**WORK TO COMPLETE:** Transcribe each record below word for word.

Extracted records:
──────────────────────────────

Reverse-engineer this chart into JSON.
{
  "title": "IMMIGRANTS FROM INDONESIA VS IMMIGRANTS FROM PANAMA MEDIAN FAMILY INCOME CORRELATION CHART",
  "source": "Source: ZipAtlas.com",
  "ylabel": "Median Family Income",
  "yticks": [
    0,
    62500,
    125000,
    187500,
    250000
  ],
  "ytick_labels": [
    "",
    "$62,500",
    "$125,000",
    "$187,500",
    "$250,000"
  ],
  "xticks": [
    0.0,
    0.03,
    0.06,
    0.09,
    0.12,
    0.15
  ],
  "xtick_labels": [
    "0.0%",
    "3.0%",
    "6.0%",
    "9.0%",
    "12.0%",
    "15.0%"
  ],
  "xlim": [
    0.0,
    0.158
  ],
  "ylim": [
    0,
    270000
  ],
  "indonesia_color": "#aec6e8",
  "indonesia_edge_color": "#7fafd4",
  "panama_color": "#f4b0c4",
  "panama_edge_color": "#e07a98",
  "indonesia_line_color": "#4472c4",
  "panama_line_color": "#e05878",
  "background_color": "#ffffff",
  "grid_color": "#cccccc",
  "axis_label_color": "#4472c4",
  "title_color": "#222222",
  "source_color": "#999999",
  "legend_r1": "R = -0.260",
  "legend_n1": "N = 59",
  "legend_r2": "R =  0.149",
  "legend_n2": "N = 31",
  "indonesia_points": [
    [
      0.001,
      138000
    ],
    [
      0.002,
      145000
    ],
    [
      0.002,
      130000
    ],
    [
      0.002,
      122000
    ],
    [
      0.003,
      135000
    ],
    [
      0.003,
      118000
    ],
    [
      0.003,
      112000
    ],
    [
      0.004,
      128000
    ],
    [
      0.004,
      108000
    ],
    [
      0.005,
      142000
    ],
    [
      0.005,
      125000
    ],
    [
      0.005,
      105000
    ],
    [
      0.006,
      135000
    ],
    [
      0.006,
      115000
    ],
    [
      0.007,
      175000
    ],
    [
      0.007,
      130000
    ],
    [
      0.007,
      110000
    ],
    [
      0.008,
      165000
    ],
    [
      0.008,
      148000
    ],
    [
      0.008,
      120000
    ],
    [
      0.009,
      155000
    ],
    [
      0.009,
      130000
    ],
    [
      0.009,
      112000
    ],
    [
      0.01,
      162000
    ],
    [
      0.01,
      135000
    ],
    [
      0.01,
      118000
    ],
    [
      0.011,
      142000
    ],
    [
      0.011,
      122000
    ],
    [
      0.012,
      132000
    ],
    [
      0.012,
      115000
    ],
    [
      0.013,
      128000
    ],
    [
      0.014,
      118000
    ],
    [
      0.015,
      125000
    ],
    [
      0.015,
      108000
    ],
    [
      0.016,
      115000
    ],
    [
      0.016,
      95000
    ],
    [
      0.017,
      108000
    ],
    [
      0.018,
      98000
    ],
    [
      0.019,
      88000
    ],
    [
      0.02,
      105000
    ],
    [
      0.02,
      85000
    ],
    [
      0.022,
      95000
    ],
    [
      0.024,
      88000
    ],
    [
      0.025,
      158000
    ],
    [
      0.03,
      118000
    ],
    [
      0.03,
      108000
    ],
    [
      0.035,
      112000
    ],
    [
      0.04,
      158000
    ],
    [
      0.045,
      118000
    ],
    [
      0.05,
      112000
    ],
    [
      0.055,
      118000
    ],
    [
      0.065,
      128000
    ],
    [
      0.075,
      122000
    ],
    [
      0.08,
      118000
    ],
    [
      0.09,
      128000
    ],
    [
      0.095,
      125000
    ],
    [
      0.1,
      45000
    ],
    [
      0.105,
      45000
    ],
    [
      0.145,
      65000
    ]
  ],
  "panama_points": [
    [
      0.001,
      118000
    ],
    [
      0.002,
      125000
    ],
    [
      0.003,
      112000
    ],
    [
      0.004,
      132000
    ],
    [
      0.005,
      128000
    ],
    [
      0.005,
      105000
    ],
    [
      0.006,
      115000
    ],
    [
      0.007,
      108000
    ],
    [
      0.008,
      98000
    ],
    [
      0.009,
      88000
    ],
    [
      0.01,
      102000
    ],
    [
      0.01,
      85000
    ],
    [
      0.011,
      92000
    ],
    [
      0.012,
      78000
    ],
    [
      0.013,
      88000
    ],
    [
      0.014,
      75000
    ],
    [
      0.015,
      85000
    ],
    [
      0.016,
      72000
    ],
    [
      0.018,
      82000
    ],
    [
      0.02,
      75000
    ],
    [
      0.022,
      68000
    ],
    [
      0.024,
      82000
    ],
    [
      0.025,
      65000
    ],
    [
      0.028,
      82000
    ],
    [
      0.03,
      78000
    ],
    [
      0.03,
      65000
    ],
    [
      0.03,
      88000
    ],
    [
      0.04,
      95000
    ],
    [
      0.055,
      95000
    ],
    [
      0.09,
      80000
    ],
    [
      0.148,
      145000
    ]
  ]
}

──────────────────────────────

**TASK SOLUTION:**
Reverse-engineer this chart into JSON.
{
  "title": "IMMIGRANTS FROM INDONESIA VS IMMIGRANTS FROM PANAMA MEDIAN FAMILY INCOME CORRELATION CHART",
  "source": "Source: ZipAtlas.com",
  "ylabel": "Median Family Income",
  "yticks": [
    0,
    62500,
    125000,
    187500,
    250000
  ],
  "ytick_labels": [
    "",
    "$62,500",
    "$125,000",
    "$187,500",
    "$250,000"
  ],
  "xticks": [
    0.0,
    0.03,
    0.06,
    0.09,
    0.12,
    0.15
  ],
  "xtick_labels": [
    "0.0%",
    "3.0%",
    "6.0%",
    "9.0%",
    "12.0%",
    "15.0%"
  ],
  "xlim": [
    0.0,
    0.158
  ],
  "ylim": [
    0,
    270000
  ],
  "indonesia_color": "#aec6e8",
  "indonesia_edge_color": "#7fafd4",
  "panama_color": "#f4b0c4",
  "panama_edge_color": "#e07a98",
  "indonesia_line_color": "#4472c4",
  "panama_line_color": "#e05878",
  "background_color": "#ffffff",
  "grid_color": "#cccccc",
  "axis_label_color": "#4472c4",
  "title_color": "#222222",
  "source_color": "#999999",
  "legend_r1": "R = -0.260",
  "legend_n1": "N = 59",
  "legend_r2": "R =  0.149",
  "legend_n2": "N = 31",
  "indonesia_points": [
    [
      0.001,
      138000
    ],
    [
      0.002,
      145000
    ],
    [
      0.002,
      130000
    ],
    [
      0.002,
      122000
    ],
    [
      0.003,
      135000
    ],
    [
      0.003,
      118000
    ],
    [
      0.003,
      112000
    ],
    [
      0.004,
      128000
    ],
    [
      0.004,
      108000
    ],
    [
      0.005,
      142000
    ],
    [
      0.005,
      125000
    ],
    [
      0.005,
      105000
    ],
    [
      0.006,
      135000
    ],
    [
      0.006,
      115000
    ],
    [
      0.007,
      175000
    ],
    [
      0.007,
      130000
    ],
    [
      0.007,
      110000
    ],
    [
      0.008,
      165000
    ],
    [
      0.008,
      148000
    ],
    [
      0.008,
      120000
    ],
    [
      0.009,
      155000
    ],
    [
      0.009,
      130000
    ],
    [
      0.009,
      112000
    ],
    [
      0.01,
      162000
    ],
    [
      0.01,
      135000
    ],
    [
      0.01,
      118000
    ],
    [
      0.011,
      142000
    ],
    [
      0.011,
      122000
    ],
    [
      0.012,
      132000
    ],
    [
      0.012,
      115000
    ],
    [
      0.013,
      128000
    ],
    [
      0.014,
      118000
    ],
    [
      0.015,
      125000
    ],
    [
      0.015,
      108000
    ],
    [
      0.016,
      115000
    ],
    [
      0.016,
      95000
    ],
    [
      0.017,
      108000
    ],
    [
      0.018,
      98000
    ],
    [
      0.019,
      88000
    ],
    [
      0.02,
      105000
    ],
    [
      0.02,
      85000
    ],
    [
      0.022,
      95000
    ],
    [
      0.024,
      88000
    ],
    [
      0.025,
      158000
    ],
    [
      0.03,
      118000
    ],
    [
      0.03,
      108000
    ],
    [
      0.035,
      112000
    ],
    [
      0.04,
      158000
    ],
    [
      0.045,
      118000
    ],
    [
      0.05,
      112000
    ],
    [
      0.055,
      118000
    ],
    [
      0.065,
      128000
    ],
    [
      0.075,
      122000
    ],
    [
      0.08,
      118000
    ],
    [
      0.09,
      128000
    ],
    [
      0.095,
      125000
    ],
    [
      0.1,
      45000
    ],
    [
      0.105,
      45000
    ],
    [
      0.145,
      65000
    ]
  ],
  "panama_points": [
    [
      0.001,
      118000
    ],
    [
      0.002,
      125000
    ],
    [
      0.003,
      112000
    ],
    [
      0.004,
      132000
    ],
    [
      0.005,
      128000
    ],
    [
      0.005,
      105000
    ],
    [
      0.006,
      115000
    ],
    [
      0.007,
      108000
    ],
    [
      0.008,
      98000
    ],
    [
      0.009,
      88000
    ],
    [
      0.01,
      102000
    ],
    [
      0.01,
      85000
    ],
    [
      0.011,
      92000
    ],
    [
      0.012,
      78000
    ],
    [
      0.013,
      88000
    ],
    [
      0.014,
      75000
    ],
    [
      0.015,
      85000
    ],
    [
      0.016,
      72000
    ],
    [
      0.018,
      82000
    ],
    [
      0.02,
      75000
    ],
    [
      0.022,
      68000
    ],
    [
      0.024,
      82000
    ],
    [
      0.025,
      65000
    ],
    [
      0.028,
      82000
    ],
    [
      0.03,
      78000
    ],
    [
      0.03,
      65000
    ],
    [
      0.03,
      88000
    ],
    [
      0.04,
      95000
    ],
    [
      0.055,
      95000
    ],
    [
      0.09,
      80000
    ],
    [
      0.148,
      145000
    ]
  ]
}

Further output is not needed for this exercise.